• **Task inputs**
────────────────

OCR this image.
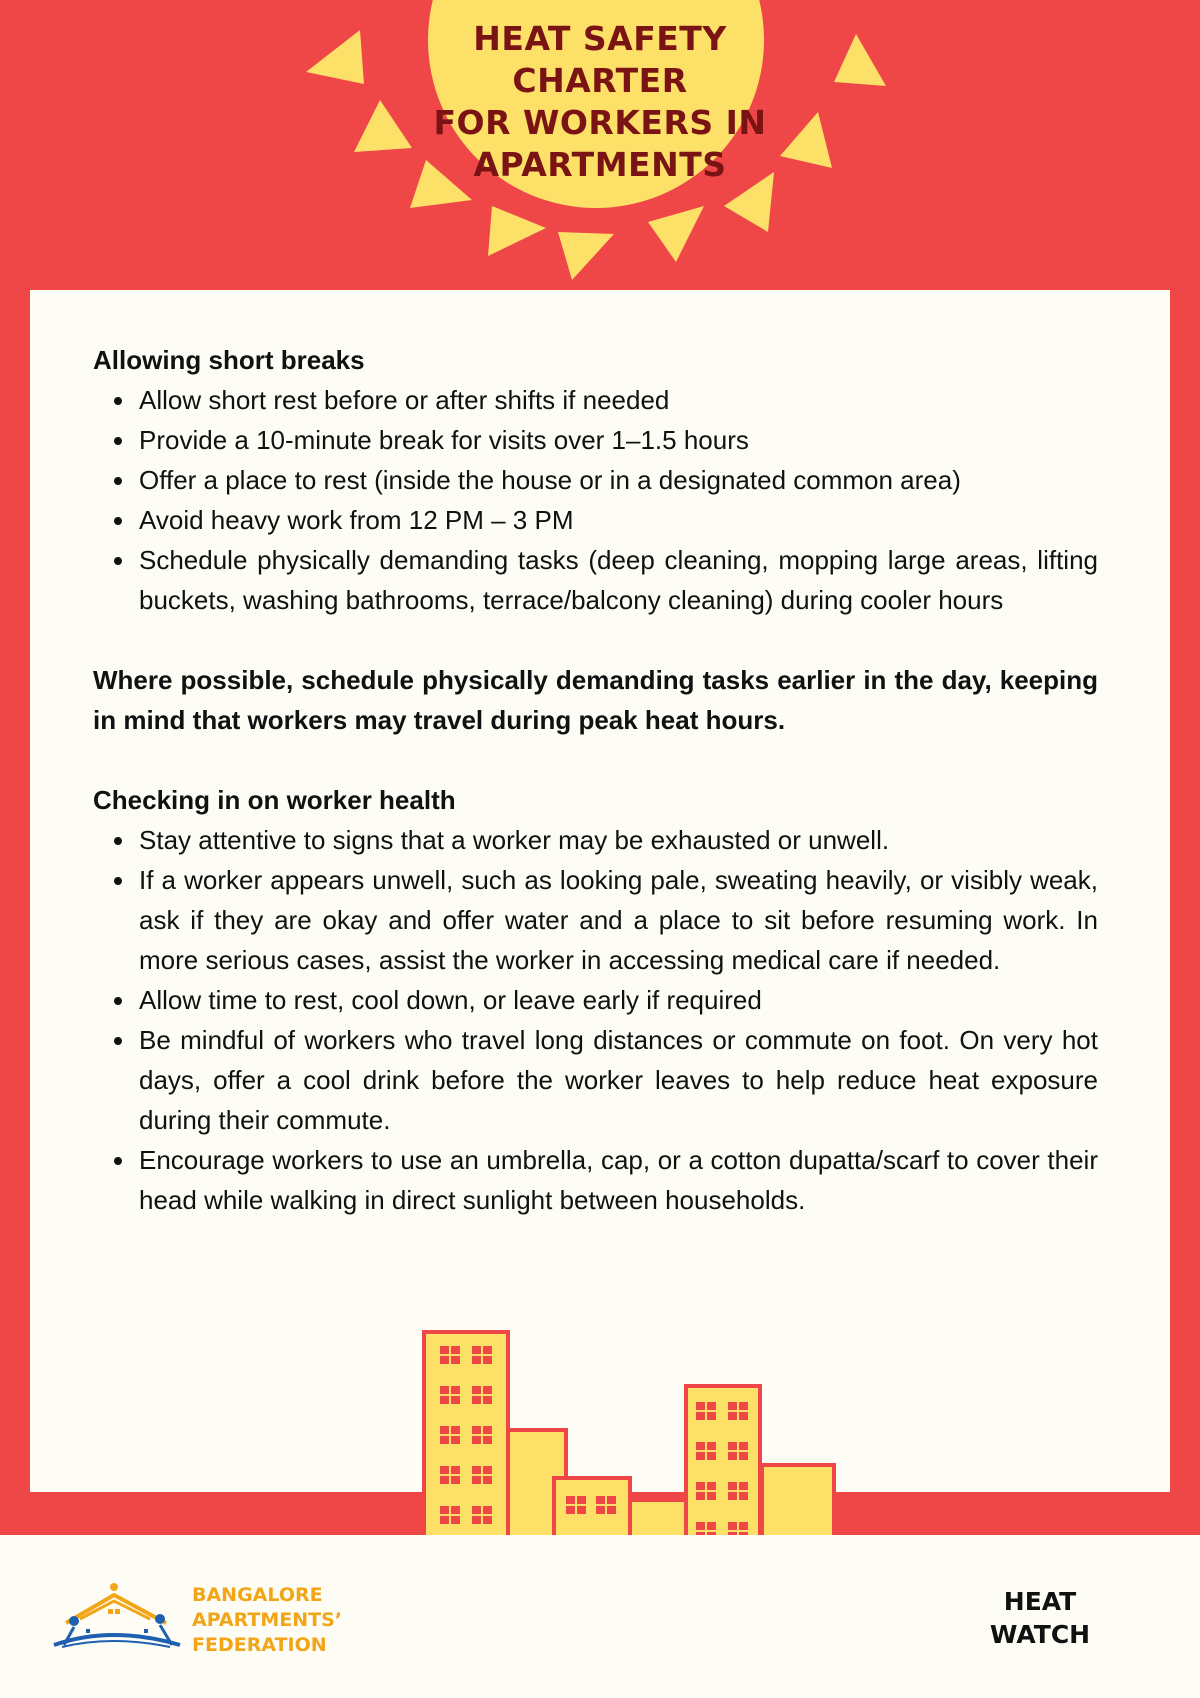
HEAT SAFETY CHARTER
FOR WORKERS IN
APARTMENTS
Allowing short breaks
Allow short rest before or after shifts if needed
Provide a 10-minute break for visits over 1–1.5 hours
Offer a place to rest (inside the house or in a designated common area)
Avoid heavy work from 12 PM – 3 PM
Schedule physically demanding tasks (deep cleaning, mopping large areas, lifting buckets, washing bathrooms, terrace/balcony cleaning) during cooler hours

Where possible, schedule physically demanding tasks earlier in the day, keeping in mind that workers may travel during peak heat hours.

Checking in on worker health
Stay attentive to signs that a worker may be exhausted or unwell.
If a worker appears unwell, such as looking pale, sweating heavily, or visibly weak, ask if they are okay and offer water and a place to sit before resuming work. In more serious cases, assist the worker in accessing medical care if needed.
Allow time to rest, cool down, or leave early if required
Be mindful of workers who travel long distances or commute on foot. On very hot days, offer a cool drink before the worker leaves to help reduce heat exposure during their commute.
Encourage workers to use an umbrella, cap, or a cotton dupatta/scarf to cover their head while walking in direct sunlight between households.
BANGALORE
APARTMENTS’
FEDERATION
HEAT
WATCH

────────────────

• **Instructions to follow**
Using the records above, output their complete text exactly, minus any images.

• **Task result**
OCR this image.
HEAT SAFETY CHARTER
FOR WORKERS IN
APARTMENTS
Allowing short breaks
Allow short rest before or after shifts if needed
Provide a 10-minute break for visits over 1–1.5 hours
Offer a place to rest (inside the house or in a designated common area)
Avoid heavy work from 12 PM – 3 PM
Schedule physically demanding tasks (deep cleaning, mopping large areas, lifting buckets, washing bathrooms, terrace/balcony cleaning) during cooler hours

Where possible, schedule physically demanding tasks earlier in the day, keeping in mind that workers may travel during peak heat hours.

Checking in on worker health
Stay attentive to signs that a worker may be exhausted or unwell.
If a worker appears unwell, such as looking pale, sweating heavily, or visibly weak, ask if they are okay and offer water and a place to sit before resuming work. In more serious cases, assist the worker in accessing medical care if needed.
Allow time to rest, cool down, or leave early if required
Be mindful of workers who travel long distances or commute on foot. On very hot days, offer a cool drink before the worker leaves to help reduce heat exposure during their commute.
Encourage workers to use an umbrella, cap, or a cotton dupatta/scarf to cover their head while walking in direct sunlight between households.
BANGALORE
APARTMENTS’
FEDERATION
HEAT
WATCH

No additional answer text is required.